Of all the lines in the records, how many hold the word "Mortgage"? Answer with the number only.

**Lines of data:**
"""
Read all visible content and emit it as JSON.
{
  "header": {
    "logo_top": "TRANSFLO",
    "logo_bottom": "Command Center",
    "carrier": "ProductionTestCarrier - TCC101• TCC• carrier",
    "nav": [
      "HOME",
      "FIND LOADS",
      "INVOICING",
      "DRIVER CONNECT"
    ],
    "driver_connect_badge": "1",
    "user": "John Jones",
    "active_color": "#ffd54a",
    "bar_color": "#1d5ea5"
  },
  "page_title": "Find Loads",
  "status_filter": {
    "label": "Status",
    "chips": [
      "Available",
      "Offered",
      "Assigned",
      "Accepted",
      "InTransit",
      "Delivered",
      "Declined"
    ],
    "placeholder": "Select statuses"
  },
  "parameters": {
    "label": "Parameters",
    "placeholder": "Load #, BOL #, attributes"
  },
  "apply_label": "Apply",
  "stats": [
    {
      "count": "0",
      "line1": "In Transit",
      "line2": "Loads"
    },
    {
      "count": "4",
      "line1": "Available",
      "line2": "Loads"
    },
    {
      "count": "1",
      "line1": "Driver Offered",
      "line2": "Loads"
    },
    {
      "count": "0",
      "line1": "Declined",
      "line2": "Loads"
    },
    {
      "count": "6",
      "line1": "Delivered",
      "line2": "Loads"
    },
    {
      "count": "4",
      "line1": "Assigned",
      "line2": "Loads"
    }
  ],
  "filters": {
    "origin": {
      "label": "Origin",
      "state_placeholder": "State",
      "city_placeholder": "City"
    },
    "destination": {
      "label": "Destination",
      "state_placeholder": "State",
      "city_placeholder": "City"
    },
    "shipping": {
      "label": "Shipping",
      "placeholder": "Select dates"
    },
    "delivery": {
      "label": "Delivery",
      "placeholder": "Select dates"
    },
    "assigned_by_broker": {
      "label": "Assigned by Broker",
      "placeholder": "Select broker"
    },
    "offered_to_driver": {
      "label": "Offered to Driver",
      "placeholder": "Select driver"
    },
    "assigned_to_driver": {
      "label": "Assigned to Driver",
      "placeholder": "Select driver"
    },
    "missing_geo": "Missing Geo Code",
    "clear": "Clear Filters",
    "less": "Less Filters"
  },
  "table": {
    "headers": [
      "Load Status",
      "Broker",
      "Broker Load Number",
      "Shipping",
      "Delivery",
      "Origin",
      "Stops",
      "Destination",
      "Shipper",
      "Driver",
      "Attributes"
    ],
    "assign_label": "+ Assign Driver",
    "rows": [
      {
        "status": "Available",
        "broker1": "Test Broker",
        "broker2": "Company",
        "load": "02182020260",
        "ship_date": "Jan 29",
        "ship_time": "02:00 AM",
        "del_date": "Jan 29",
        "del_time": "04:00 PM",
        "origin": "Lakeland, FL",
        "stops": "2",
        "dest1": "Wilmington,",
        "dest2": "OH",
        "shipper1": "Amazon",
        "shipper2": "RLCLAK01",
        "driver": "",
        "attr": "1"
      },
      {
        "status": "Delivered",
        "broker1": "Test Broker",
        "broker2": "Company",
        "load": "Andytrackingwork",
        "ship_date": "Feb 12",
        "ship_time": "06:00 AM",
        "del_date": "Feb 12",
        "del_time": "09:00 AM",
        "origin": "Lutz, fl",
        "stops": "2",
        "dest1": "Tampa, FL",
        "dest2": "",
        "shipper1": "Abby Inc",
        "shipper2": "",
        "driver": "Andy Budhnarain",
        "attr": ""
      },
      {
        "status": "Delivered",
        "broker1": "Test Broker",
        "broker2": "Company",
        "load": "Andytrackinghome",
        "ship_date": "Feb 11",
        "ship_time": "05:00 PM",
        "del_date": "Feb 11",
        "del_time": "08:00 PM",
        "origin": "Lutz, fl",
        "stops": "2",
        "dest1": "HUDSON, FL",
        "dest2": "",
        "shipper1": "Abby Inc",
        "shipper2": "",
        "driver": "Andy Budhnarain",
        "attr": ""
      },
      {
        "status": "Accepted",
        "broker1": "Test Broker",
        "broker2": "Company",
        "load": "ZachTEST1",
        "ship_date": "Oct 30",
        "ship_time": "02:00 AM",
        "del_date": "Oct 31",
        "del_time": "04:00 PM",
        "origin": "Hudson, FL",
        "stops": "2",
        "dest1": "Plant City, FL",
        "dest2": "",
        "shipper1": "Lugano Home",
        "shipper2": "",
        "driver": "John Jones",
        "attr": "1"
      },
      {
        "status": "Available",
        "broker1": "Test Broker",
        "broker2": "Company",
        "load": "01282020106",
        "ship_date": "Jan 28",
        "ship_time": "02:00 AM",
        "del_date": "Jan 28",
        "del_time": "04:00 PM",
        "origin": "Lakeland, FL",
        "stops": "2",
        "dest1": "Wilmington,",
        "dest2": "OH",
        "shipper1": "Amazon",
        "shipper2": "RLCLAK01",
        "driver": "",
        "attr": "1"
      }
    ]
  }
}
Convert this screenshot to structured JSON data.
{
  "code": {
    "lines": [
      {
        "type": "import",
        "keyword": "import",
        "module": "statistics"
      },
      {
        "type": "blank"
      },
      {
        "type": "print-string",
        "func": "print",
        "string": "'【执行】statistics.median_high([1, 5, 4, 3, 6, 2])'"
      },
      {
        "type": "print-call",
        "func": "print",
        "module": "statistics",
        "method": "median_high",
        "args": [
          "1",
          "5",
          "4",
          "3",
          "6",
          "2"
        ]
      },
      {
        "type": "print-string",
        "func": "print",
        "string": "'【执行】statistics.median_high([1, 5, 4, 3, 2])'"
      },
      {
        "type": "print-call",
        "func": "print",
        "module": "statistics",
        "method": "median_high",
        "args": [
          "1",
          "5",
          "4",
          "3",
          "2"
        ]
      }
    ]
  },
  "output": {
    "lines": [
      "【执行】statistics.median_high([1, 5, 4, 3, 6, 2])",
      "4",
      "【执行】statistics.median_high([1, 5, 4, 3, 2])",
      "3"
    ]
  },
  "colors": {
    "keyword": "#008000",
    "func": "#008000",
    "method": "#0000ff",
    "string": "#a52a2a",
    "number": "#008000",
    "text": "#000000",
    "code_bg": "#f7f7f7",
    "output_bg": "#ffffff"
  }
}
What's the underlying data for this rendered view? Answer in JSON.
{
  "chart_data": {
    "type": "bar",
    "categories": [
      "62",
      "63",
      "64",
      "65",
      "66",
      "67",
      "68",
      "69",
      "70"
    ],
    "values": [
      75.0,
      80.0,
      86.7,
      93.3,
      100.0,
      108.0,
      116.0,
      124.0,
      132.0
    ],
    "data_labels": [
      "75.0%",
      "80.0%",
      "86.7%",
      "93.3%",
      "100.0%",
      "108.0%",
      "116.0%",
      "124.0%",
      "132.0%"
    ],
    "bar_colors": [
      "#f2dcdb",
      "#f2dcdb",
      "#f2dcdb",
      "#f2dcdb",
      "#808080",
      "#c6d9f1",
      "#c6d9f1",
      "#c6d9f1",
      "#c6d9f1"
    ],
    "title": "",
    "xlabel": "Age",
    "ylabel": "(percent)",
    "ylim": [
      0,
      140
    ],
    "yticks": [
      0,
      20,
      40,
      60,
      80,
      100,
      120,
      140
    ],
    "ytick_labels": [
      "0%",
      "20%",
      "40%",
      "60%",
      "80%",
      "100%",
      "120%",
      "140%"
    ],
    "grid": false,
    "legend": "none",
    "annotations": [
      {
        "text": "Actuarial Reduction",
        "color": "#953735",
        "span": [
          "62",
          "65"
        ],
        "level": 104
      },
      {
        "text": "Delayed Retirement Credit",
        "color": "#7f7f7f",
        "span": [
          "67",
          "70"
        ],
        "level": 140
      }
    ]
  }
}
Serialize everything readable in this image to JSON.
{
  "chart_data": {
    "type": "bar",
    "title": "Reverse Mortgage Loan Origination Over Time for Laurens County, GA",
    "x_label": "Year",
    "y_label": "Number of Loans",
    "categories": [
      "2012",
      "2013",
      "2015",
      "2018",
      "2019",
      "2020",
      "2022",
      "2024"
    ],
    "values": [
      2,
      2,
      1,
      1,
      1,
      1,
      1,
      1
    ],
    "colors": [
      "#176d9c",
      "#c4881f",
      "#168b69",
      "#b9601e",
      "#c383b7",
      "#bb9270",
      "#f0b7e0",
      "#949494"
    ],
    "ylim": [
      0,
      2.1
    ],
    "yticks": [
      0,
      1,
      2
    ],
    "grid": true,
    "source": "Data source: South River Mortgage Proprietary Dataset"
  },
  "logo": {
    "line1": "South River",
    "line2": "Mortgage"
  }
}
"""
**RESULT:** 3